PROBLEM DESCRIPTION: Restate, word for word, all of the material shown below.

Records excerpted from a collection
※
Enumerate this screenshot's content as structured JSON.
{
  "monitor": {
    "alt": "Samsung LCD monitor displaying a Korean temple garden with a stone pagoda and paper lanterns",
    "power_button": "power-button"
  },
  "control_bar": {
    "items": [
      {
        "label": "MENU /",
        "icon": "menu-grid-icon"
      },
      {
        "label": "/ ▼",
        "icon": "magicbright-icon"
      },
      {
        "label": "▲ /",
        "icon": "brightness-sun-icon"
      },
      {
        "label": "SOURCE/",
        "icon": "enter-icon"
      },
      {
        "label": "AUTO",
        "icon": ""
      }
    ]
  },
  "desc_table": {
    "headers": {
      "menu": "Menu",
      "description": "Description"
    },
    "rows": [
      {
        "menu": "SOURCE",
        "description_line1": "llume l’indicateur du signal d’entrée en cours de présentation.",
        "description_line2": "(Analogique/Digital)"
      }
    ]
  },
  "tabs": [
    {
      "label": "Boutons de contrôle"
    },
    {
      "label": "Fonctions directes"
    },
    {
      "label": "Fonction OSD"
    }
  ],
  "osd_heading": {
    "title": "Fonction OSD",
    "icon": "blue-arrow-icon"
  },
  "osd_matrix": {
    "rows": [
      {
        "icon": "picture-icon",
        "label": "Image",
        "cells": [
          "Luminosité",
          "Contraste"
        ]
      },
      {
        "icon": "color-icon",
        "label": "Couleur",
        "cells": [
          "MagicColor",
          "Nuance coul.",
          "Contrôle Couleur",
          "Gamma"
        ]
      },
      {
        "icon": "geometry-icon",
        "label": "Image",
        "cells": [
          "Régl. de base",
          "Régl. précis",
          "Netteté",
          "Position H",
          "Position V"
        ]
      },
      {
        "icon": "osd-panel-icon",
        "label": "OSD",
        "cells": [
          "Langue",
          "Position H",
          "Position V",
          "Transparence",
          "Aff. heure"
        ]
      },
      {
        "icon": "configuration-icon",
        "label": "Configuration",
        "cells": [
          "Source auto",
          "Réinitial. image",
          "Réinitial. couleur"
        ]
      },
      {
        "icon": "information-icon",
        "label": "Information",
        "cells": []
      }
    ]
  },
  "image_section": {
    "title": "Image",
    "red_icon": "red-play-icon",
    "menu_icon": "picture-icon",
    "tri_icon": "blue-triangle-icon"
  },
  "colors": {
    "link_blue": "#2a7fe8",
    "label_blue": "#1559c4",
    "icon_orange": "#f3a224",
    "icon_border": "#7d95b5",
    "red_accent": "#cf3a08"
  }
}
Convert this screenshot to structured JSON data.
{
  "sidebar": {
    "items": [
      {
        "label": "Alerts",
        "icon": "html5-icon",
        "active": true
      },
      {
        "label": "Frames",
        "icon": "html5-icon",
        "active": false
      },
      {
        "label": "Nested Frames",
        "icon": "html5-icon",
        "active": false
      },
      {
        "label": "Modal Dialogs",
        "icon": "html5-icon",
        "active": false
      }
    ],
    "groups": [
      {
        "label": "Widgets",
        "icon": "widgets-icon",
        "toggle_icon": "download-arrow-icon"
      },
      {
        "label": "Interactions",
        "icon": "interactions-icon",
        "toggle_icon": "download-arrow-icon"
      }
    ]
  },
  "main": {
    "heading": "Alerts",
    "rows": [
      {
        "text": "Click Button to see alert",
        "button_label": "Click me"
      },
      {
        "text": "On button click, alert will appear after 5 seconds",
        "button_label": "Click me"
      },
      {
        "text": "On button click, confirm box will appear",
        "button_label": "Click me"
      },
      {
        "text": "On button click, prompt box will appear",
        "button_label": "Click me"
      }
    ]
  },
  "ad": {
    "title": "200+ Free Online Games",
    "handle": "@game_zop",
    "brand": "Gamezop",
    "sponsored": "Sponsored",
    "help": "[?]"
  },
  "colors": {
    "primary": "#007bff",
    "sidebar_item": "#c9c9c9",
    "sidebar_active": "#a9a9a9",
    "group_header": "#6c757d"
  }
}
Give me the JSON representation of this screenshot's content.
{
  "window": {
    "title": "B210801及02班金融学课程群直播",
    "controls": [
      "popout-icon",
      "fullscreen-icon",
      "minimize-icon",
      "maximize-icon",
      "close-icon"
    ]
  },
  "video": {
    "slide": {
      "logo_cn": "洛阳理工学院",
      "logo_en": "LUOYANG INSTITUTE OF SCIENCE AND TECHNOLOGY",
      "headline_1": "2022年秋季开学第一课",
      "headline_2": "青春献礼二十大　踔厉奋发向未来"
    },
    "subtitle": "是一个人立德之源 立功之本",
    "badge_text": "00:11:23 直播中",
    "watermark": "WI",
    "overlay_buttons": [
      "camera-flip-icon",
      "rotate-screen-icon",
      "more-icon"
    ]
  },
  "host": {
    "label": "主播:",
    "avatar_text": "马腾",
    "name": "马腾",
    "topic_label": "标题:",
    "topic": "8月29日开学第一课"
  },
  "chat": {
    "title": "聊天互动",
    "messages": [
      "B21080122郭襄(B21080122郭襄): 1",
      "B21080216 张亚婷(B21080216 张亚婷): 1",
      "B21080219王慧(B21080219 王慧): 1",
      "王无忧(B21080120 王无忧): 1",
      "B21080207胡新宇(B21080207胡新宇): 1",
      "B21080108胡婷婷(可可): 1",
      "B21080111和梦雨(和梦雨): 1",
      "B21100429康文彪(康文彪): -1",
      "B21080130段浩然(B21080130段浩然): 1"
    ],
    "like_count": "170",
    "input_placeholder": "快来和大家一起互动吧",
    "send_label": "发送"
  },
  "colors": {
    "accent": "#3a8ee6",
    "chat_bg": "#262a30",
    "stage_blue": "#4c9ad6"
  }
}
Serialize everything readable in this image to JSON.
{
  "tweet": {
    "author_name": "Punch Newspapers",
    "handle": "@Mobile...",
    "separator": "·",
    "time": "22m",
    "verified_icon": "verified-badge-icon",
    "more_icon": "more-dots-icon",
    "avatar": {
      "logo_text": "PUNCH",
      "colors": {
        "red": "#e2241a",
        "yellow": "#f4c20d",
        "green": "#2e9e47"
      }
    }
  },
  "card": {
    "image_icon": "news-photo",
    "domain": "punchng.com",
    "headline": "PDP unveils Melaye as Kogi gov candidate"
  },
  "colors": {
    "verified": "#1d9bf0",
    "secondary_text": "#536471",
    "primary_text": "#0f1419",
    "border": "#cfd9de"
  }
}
※
CORRECT RESULT:
Enumerate this screenshot's content as structured JSON.
{
  "monitor": {
    "alt": "Samsung LCD monitor displaying a Korean temple garden with a stone pagoda and paper lanterns",
    "power_button": "power-button"
  },
  "control_bar": {
    "items": [
      {
        "label": "MENU /",
        "icon": "menu-grid-icon"
      },
      {
        "label": "/ ▼",
        "icon": "magicbright-icon"
      },
      {
        "label": "▲ /",
        "icon": "brightness-sun-icon"
      },
      {
        "label": "SOURCE/",
        "icon": "enter-icon"
      },
      {
        "label": "AUTO",
        "icon": ""
      }
    ]
  },
  "desc_table": {
    "headers": {
      "menu": "Menu",
      "description": "Description"
    },
    "rows": [
      {
        "menu": "SOURCE",
        "description_line1": "llume l’indicateur du signal d’entrée en cours de présentation.",
        "description_line2": "(Analogique/Digital)"
      }
    ]
  },
  "tabs": [
    {
      "label": "Boutons de contrôle"
    },
    {
      "label": "Fonctions directes"
    },
    {
      "label": "Fonction OSD"
    }
  ],
  "osd_heading": {
    "title": "Fonction OSD",
    "icon": "blue-arrow-icon"
  },
  "osd_matrix": {
    "rows": [
      {
        "icon": "picture-icon",
        "label": "Image",
        "cells": [
          "Luminosité",
          "Contraste"
        ]
      },
      {
        "icon": "color-icon",
        "label": "Couleur",
        "cells": [
          "MagicColor",
          "Nuance coul.",
          "Contrôle Couleur",
          "Gamma"
        ]
      },
      {
        "icon": "geometry-icon",
        "label": "Image",
        "cells": [
          "Régl. de base",
          "Régl. précis",
          "Netteté",
          "Position H",
          "Position V"
        ]
      },
      {
        "icon": "osd-panel-icon",
        "label": "OSD",
        "cells": [
          "Langue",
          "Position H",
          "Position V",
          "Transparence",
          "Aff. heure"
        ]
      },
      {
        "icon": "configuration-icon",
        "label": "Configuration",
        "cells": [
          "Source auto",
          "Réinitial. image",
          "Réinitial. couleur"
        ]
      },
      {
        "icon": "information-icon",
        "label": "Information",
        "cells": []
      }
    ]
  },
  "image_section": {
    "title": "Image",
    "red_icon": "red-play-icon",
    "menu_icon": "picture-icon",
    "tri_icon": "blue-triangle-icon"
  },
  "colors": {
    "link_blue": "#2a7fe8",
    "label_blue": "#1559c4",
    "icon_orange": "#f3a224",
    "icon_border": "#7d95b5",
    "red_accent": "#cf3a08"
  }
}
Convert this screenshot to structured JSON data.
{
  "sidebar": {
    "items": [
      {
        "label": "Alerts",
        "icon": "html5-icon",
        "active": true
      },
      {
        "label": "Frames",
        "icon": "html5-icon",
        "active": false
      },
      {
        "label": "Nested Frames",
        "icon": "html5-icon",
        "active": false
      },
      {
        "label": "Modal Dialogs",
        "icon": "html5-icon",
        "active": false
      }
    ],
    "groups": [
      {
        "label": "Widgets",
        "icon": "widgets-icon",
        "toggle_icon": "download-arrow-icon"
      },
      {
        "label": "Interactions",
        "icon": "interactions-icon",
        "toggle_icon": "download-arrow-icon"
      }
    ]
  },
  "main": {
    "heading": "Alerts",
    "rows": [
      {
        "text": "Click Button to see alert",
        "button_label": "Click me"
      },
      {
        "text": "On button click, alert will appear after 5 seconds",
        "button_label": "Click me"
      },
      {
        "text": "On button click, confirm box will appear",
        "button_label": "Click me"
      },
      {
        "text": "On button click, prompt box will appear",
        "button_label": "Click me"
      }
    ]
  },
  "ad": {
    "title": "200+ Free Online Games",
    "handle": "@game_zop",
    "brand": "Gamezop",
    "sponsored": "Sponsored",
    "help": "[?]"
  },
  "colors": {
    "primary": "#007bff",
    "sidebar_item": "#c9c9c9",
    "sidebar_active": "#a9a9a9",
    "group_header": "#6c757d"
  }
}
Give me the JSON representation of this screenshot's content.
{
  "window": {
    "title": "B210801及02班金融学课程群直播",
    "controls": [
      "popout-icon",
      "fullscreen-icon",
      "minimize-icon",
      "maximize-icon",
      "close-icon"
    ]
  },
  "video": {
    "slide": {
      "logo_cn": "洛阳理工学院",
      "logo_en": "LUOYANG INSTITUTE OF SCIENCE AND TECHNOLOGY",
      "headline_1": "2022年秋季开学第一课",
      "headline_2": "青春献礼二十大　踔厉奋发向未来"
    },
    "subtitle": "是一个人立德之源 立功之本",
    "badge_text": "00:11:23 直播中",
    "watermark": "WI",
    "overlay_buttons": [
      "camera-flip-icon",
      "rotate-screen-icon",
      "more-icon"
    ]
  },
  "host": {
    "label": "主播:",
    "avatar_text": "马腾",
    "name": "马腾",
    "topic_label": "标题:",
    "topic": "8月29日开学第一课"
  },
  "chat": {
    "title": "聊天互动",
    "messages": [
      "B21080122郭襄(B21080122郭襄): 1",
      "B21080216 张亚婷(B21080216 张亚婷): 1",
      "B21080219王慧(B21080219 王慧): 1",
      "王无忧(B21080120 王无忧): 1",
      "B21080207胡新宇(B21080207胡新宇): 1",
      "B21080108胡婷婷(可可): 1",
      "B21080111和梦雨(和梦雨): 1",
      "B21100429康文彪(康文彪): -1",
      "B21080130段浩然(B21080130段浩然): 1"
    ],
    "like_count": "170",
    "input_placeholder": "快来和大家一起互动吧",
    "send_label": "发送"
  },
  "colors": {
    "accent": "#3a8ee6",
    "chat_bg": "#262a30",
    "stage_blue": "#4c9ad6"
  }
}
Serialize everything readable in this image to JSON.
{
  "tweet": {
    "author_name": "Punch Newspapers",
    "handle": "@Mobile...",
    "separator": "·",
    "time": "22m",
    "verified_icon": "verified-badge-icon",
    "more_icon": "more-dots-icon",
    "avatar": {
      "logo_text": "PUNCH",
      "colors": {
        "red": "#e2241a",
        "yellow": "#f4c20d",
        "green": "#2e9e47"
      }
    }
  },
  "card": {
    "image_icon": "news-photo",
    "domain": "punchng.com",
    "headline": "PDP unveils Melaye as Kogi gov candidate"
  },
  "colors": {
    "verified": "#1d9bf0",
    "secondary_text": "#536471",
    "primary_text": "#0f1419",
    "border": "#cfd9de"
  }
}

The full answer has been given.